→ SET TASK:
Show every line where "lens" occurs.
=====
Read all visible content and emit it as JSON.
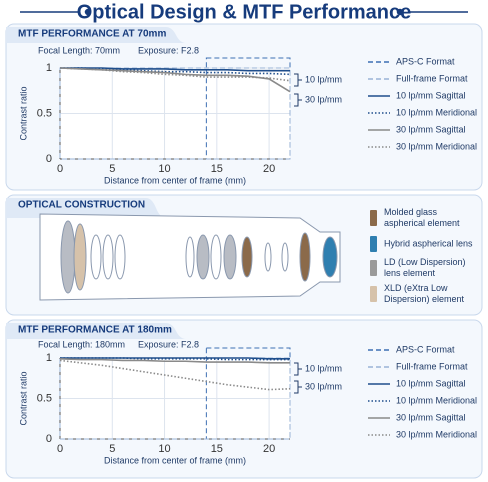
{
  "title": "Optical Design & MTF Performance",
  "chart_data": [
    {
      "type": "line",
      "title": "MTF PERFORMANCE AT 70mm",
      "focal_length": "Focal Length: 70mm",
      "exposure": "Exposure: F2.8",
      "xlabel": "Distance from center of frame (mm)",
      "ylabel": "Contrast ratio",
      "xlim": [
        0,
        22
      ],
      "xticks": [
        0,
        5,
        10,
        15,
        20
      ],
      "ylim": [
        0,
        1
      ],
      "yticks": [
        0,
        0.5,
        1
      ],
      "grid": true,
      "x": [
        0,
        2,
        4,
        6,
        8,
        10,
        12,
        14,
        16,
        18,
        20,
        22
      ],
      "regions": [
        {
          "name": "APS-C Format",
          "x": [
            14,
            22
          ]
        },
        {
          "name": "Full-frame Format",
          "x": [
            0,
            22
          ]
        }
      ],
      "series": [
        {
          "name": "10 lp/mm Sagittal",
          "color": "#1f4e8c",
          "style": "solid",
          "values": [
            1,
            1,
            1,
            0.99,
            0.99,
            0.99,
            0.98,
            0.98,
            0.98,
            0.97,
            0.97,
            0.97
          ]
        },
        {
          "name": "10 lp/mm Meridional",
          "color": "#1f4e8c",
          "style": "dotted",
          "values": [
            1,
            1,
            0.99,
            0.98,
            0.97,
            0.96,
            0.96,
            0.95,
            0.95,
            0.94,
            0.94,
            0.93
          ]
        },
        {
          "name": "30 lp/mm Sagittal",
          "color": "#8a8a8a",
          "style": "solid",
          "values": [
            1,
            0.99,
            0.98,
            0.97,
            0.96,
            0.95,
            0.93,
            0.92,
            0.92,
            0.91,
            0.88,
            0.74
          ]
        },
        {
          "name": "30 lp/mm Meridional",
          "color": "#8a8a8a",
          "style": "dotted",
          "values": [
            1,
            0.99,
            0.98,
            0.96,
            0.95,
            0.93,
            0.92,
            0.9,
            0.9,
            0.9,
            0.89,
            0.86
          ]
        }
      ],
      "annotations": [
        "10 lp/mm",
        "30 lp/mm"
      ]
    },
    {
      "type": "line",
      "title": "MTF PERFORMANCE AT 180mm",
      "focal_length": "Focal Length: 180mm",
      "exposure": "Exposure: F2.8",
      "xlabel": "Distance from center of frame (mm)",
      "ylabel": "Contrast ratio",
      "xlim": [
        0,
        22
      ],
      "xticks": [
        0,
        5,
        10,
        15,
        20
      ],
      "ylim": [
        0,
        1
      ],
      "yticks": [
        0,
        0.5,
        1
      ],
      "grid": true,
      "x": [
        0,
        2,
        4,
        6,
        8,
        10,
        12,
        14,
        16,
        18,
        20,
        22
      ],
      "regions": [
        {
          "name": "APS-C Format",
          "x": [
            14,
            22
          ]
        },
        {
          "name": "Full-frame Format",
          "x": [
            0,
            22
          ]
        }
      ],
      "series": [
        {
          "name": "10 lp/mm Sagittal",
          "color": "#1f4e8c",
          "style": "solid",
          "values": [
            1,
            1,
            1,
            1,
            1,
            1,
            1,
            1,
            1,
            1,
            0.99,
            0.99
          ]
        },
        {
          "name": "10 lp/mm Meridional",
          "color": "#1f4e8c",
          "style": "dotted",
          "values": [
            1,
            1,
            1,
            1,
            0.99,
            0.99,
            0.99,
            0.99,
            0.98,
            0.98,
            0.98,
            0.98
          ]
        },
        {
          "name": "30 lp/mm Sagittal",
          "color": "#8a8a8a",
          "style": "solid",
          "values": [
            0.99,
            0.98,
            0.98,
            0.97,
            0.97,
            0.96,
            0.96,
            0.95,
            0.95,
            0.95,
            0.94,
            0.94
          ]
        },
        {
          "name": "30 lp/mm Meridional",
          "color": "#8a8a8a",
          "style": "dotted",
          "values": [
            0.97,
            0.94,
            0.91,
            0.87,
            0.83,
            0.79,
            0.75,
            0.71,
            0.67,
            0.64,
            0.61,
            0.62
          ]
        }
      ],
      "annotations": [
        "10 lp/mm",
        "30 lp/mm"
      ]
    }
  ],
  "optical_construction": {
    "title": "OPTICAL CONSTRUCTION",
    "legend": [
      {
        "label": [
          "Molded glass",
          "aspherical element"
        ],
        "color": "#8b6a4a"
      },
      {
        "label": [
          "Hybrid aspherical lens"
        ],
        "color": "#2f7fb0"
      },
      {
        "label": [
          "LD (Low Dispersion)",
          "lens element"
        ],
        "color": "#9a9a9a"
      },
      {
        "label": [
          "XLD (eXtra Low",
          "Dispersion) element"
        ],
        "color": "#d6c2aa"
      }
    ]
  }
}
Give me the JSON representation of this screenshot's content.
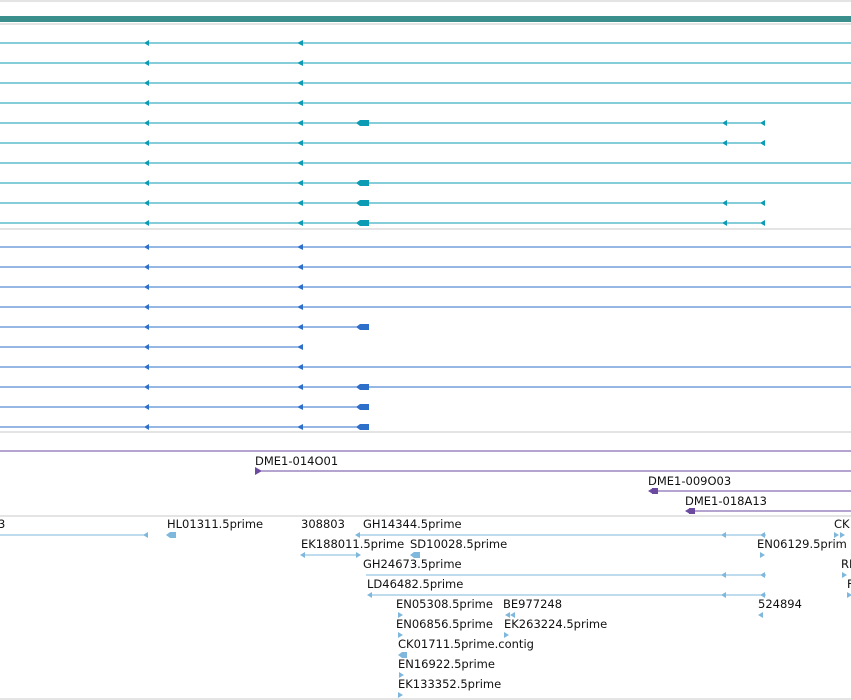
{
  "colors": {
    "header_bar": "#3a8f8c",
    "track_a": "#0c9bb4",
    "track_b": "#2d6fc9",
    "track_c": "#6b4aa0",
    "est": "#7fb8dc",
    "separator": "#c8c8c8",
    "label": "#111111"
  },
  "tracks": {
    "a": {
      "count": 10,
      "arrows_shown": [
        "left-arrow",
        "left-arrow",
        "left-box",
        "left-arrow",
        "left-arrow"
      ],
      "row_profiles": [
        "long",
        "long",
        "long",
        "long",
        "exon3-exon5",
        "to-exon5",
        "long",
        "exon3-long",
        "exon3-exon5",
        "exon3-exon5"
      ]
    },
    "b": {
      "count": 10,
      "row_profiles": [
        "long",
        "long",
        "long",
        "long",
        "short-exon3",
        "short-end",
        "long",
        "exon3-long",
        "short-exon3",
        "short-exon3"
      ]
    },
    "c": {
      "items": [
        {
          "label": "DME1-014O01"
        },
        {
          "label": "DME1-009O03"
        },
        {
          "label": "DME1-018A13"
        }
      ]
    },
    "est": {
      "items": [
        {
          "label": "3"
        },
        {
          "label": "HL01311.5prime"
        },
        {
          "label": "308803"
        },
        {
          "label": "GH14344.5prime"
        },
        {
          "label": "CK"
        },
        {
          "label": "EK188011.5prime"
        },
        {
          "label": "SD10028.5prime"
        },
        {
          "label": "EN06129.5prim"
        },
        {
          "label": "GH24673.5prime"
        },
        {
          "label": "RI"
        },
        {
          "label": "LD46482.5prime"
        },
        {
          "label": "F"
        },
        {
          "label": "EN05308.5prime"
        },
        {
          "label": "BE977248"
        },
        {
          "label": "524894"
        },
        {
          "label": "EN06856.5prime"
        },
        {
          "label": "EK263224.5prime"
        },
        {
          "label": "CK01711.5prime.contig"
        },
        {
          "label": "EN16922.5prime"
        },
        {
          "label": "EK133352.5prime"
        }
      ]
    }
  }
}
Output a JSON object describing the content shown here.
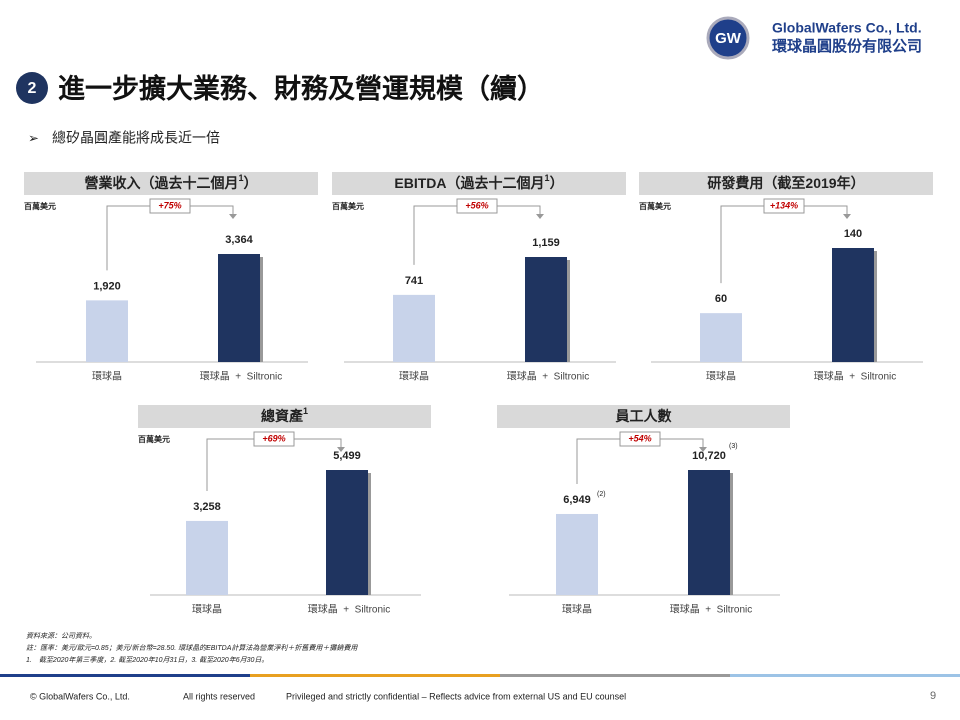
{
  "header": {
    "logo_mark": "GW",
    "company_en": "GlobalWafers Co., Ltd.",
    "company_zh": "環球晶圓股份有限公司",
    "section": "2",
    "title": "進一步擴大業務、財務及營運規模（續）",
    "bullet": "總矽晶圓產能將成長近一倍"
  },
  "chart_data": [
    {
      "type": "bar",
      "title": "營業收入（過去十二個月",
      "title_sup": "1",
      "title_end": "）",
      "unit": "百萬美元",
      "categories": [
        "環球晶",
        "環球晶  +  Siltronic"
      ],
      "values": [
        1920,
        3364
      ],
      "value_labels": [
        "1,920",
        "3,364"
      ],
      "colors": [
        "#c8d3ea",
        "#1f3460"
      ],
      "growth": "+75%"
    },
    {
      "type": "bar",
      "title": "EBITDA（過去十二個月",
      "title_sup": "1",
      "title_end": "）",
      "unit": "百萬美元",
      "categories": [
        "環球晶",
        "環球晶  +  Siltronic"
      ],
      "values": [
        741,
        1159
      ],
      "value_labels": [
        "741",
        "1,159"
      ],
      "colors": [
        "#c8d3ea",
        "#1f3460"
      ],
      "growth": "+56%"
    },
    {
      "type": "bar",
      "title": "研發費用（截至2019年）",
      "unit": "百萬美元",
      "categories": [
        "環球晶",
        "環球晶  +  Siltronic"
      ],
      "values": [
        60,
        140
      ],
      "colors": [
        "#c8d3ea",
        "#1f3460"
      ],
      "growth": "+134%"
    },
    {
      "type": "bar",
      "title": "總資產",
      "title_sup": "1",
      "unit": "百萬美元",
      "categories": [
        "環球晶",
        "環球晶  +  Siltronic"
      ],
      "values": [
        3258,
        5499
      ],
      "value_labels": [
        "3,258",
        "5,499"
      ],
      "colors": [
        "#c8d3ea",
        "#1f3460"
      ],
      "growth": "+69%"
    },
    {
      "type": "bar",
      "title": "員工人數",
      "categories": [
        "環球晶",
        "環球晶  +  Siltronic"
      ],
      "values": [
        6949,
        10720
      ],
      "value_labels": [
        "6,949",
        "10,720"
      ],
      "value_notes": [
        "(2)",
        "(3)"
      ],
      "colors": [
        "#c8d3ea",
        "#1f3460"
      ],
      "growth": "+54%"
    }
  ],
  "notes": [
    "資料來源：公司資料。",
    "註：匯率：美元/歐元=0.85；美元/新台幣=28.50. 環球晶的EBITDA計算法為營業淨利＋折舊費用＋攤銷費用",
    "1.　截至2020年第三季度，2. 截至2020年10月31日，3. 截至2020年6月30日。"
  ],
  "footer": {
    "copyright": "© GlobalWafers Co., Ltd.",
    "rights": "All rights reserved",
    "confidential": "Privileged and strictly confidential – Reflects advice from external US and EU counsel",
    "page": "9"
  }
}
=====
→ SOLUTION:
          "Hybrid aspherical lens"
          "lens element"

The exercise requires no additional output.